What needs to be done: Copy every line of the entries that includes the word "intercept".

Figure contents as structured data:
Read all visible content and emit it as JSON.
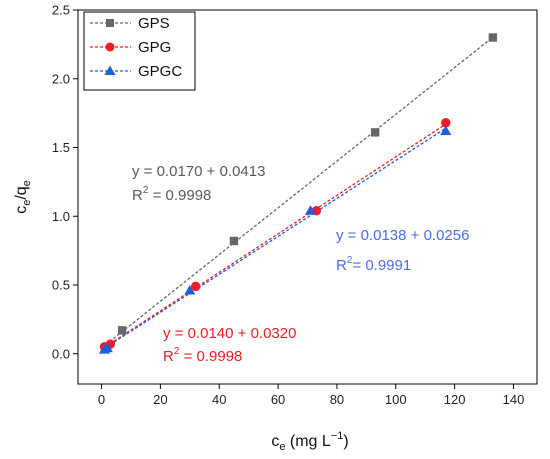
{
  "chart_data": {
    "type": "scatter",
    "xlabel": {
      "main": "c",
      "sub": "e",
      "unit": " (mg L",
      "sup": "−1",
      "close": ")"
    },
    "ylabel": {
      "c": "c",
      "e1": "e",
      "slash": "/q",
      "e2": "e"
    },
    "xlim": [
      -8,
      148
    ],
    "ylim": [
      -0.22,
      2.5
    ],
    "xticks": [
      0,
      20,
      40,
      60,
      80,
      100,
      120,
      140
    ],
    "yticks": [
      0.0,
      0.5,
      1.0,
      1.5,
      2.0,
      2.5
    ],
    "xtick_labels": [
      "0",
      "20",
      "40",
      "60",
      "80",
      "100",
      "120",
      "140"
    ],
    "ytick_labels": [
      "0.0",
      "0.5",
      "1.0",
      "1.5",
      "2.0",
      "2.5"
    ],
    "grid": false,
    "legend_position": "top-left",
    "series": [
      {
        "name": "GPS",
        "color": "#666666",
        "marker": "square",
        "x": [
          7,
          45,
          93,
          133
        ],
        "y": [
          0.17,
          0.82,
          1.61,
          2.3
        ],
        "fit": {
          "intercept": 0.0413,
          "slope": 0.017,
          "x_range": [
            0,
            133
          ]
        }
      },
      {
        "name": "GPG",
        "color": "#ee1c25",
        "marker": "circle",
        "x": [
          1,
          3,
          32,
          73,
          117
        ],
        "y": [
          0.05,
          0.07,
          0.49,
          1.04,
          1.68
        ],
        "fit": {
          "intercept": 0.032,
          "slope": 0.014,
          "x_range": [
            0,
            117
          ]
        }
      },
      {
        "name": "GPGC",
        "color": "#1f5fd6",
        "marker": "triangle",
        "x": [
          1,
          2,
          30,
          71,
          117
        ],
        "y": [
          0.03,
          0.04,
          0.46,
          1.04,
          1.62
        ],
        "fit": {
          "intercept": 0.0256,
          "slope": 0.0138,
          "x_range": [
            0,
            117
          ]
        }
      }
    ],
    "annotations": [
      {
        "eq": "y = 0.0170 + 0.0413",
        "r2_prefix": "R",
        "r2_sup": "2",
        "r2_value": " = 0.9998",
        "color": "#5a5a5a"
      },
      {
        "eq": "y = 0.0138 + 0.0256",
        "r2_prefix": "R",
        "r2_sup": "2",
        "r2_value": "= 0.9991",
        "color": "#4a6ee0"
      },
      {
        "eq": "y = 0.0140 + 0.0320",
        "r2_prefix": "R",
        "r2_sup": "2",
        "r2_value": " = 0.9998",
        "color": "#ee1c25"
      }
    ]
  }
}
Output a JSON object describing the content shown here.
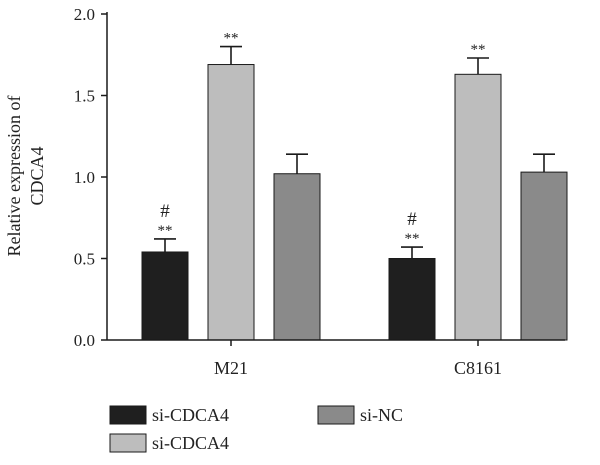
{
  "chart_data": {
    "type": "bar",
    "title": "",
    "xlabel": "",
    "ylabel": "Relative expression of CDCA4",
    "ylabel_lines": [
      "Relative expression of",
      "CDCA4"
    ],
    "ylim": [
      0,
      2.0
    ],
    "yticks": [
      "0.0",
      "0.5",
      "1.0",
      "1.5",
      "2.0"
    ],
    "categories": [
      "M21",
      "C8161"
    ],
    "series": [
      {
        "name": "si-CDCA4",
        "color": "#1f1f1f",
        "values": [
          0.54,
          0.5
        ],
        "errors": [
          0.08,
          0.07
        ],
        "annotations": [
          "**",
          "**"
        ],
        "annotations2": [
          "#",
          "#"
        ]
      },
      {
        "name": "si-CDCA4",
        "color": "#bdbdbd",
        "values": [
          1.69,
          1.63
        ],
        "errors": [
          0.11,
          0.1
        ],
        "annotations": [
          "**",
          "**"
        ],
        "annotations2": [
          "",
          ""
        ]
      },
      {
        "name": "si-NC",
        "color": "#8a8a8a",
        "values": [
          1.02,
          1.03
        ],
        "errors": [
          0.12,
          0.11
        ],
        "annotations": [
          "",
          ""
        ],
        "annotations2": [
          "",
          ""
        ]
      }
    ],
    "legend_position": "bottom",
    "grid": false
  }
}
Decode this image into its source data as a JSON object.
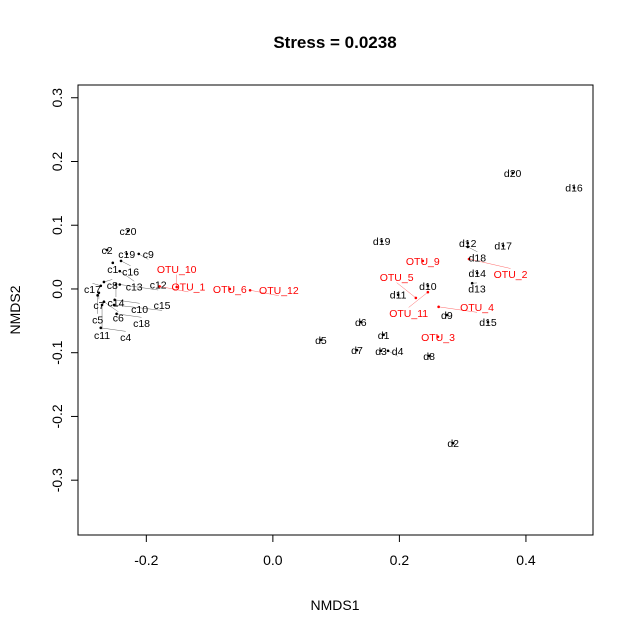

Task response:
          "intercept": 0.0413,
          "intercept": 0.032,
          "intercept": 0.0256,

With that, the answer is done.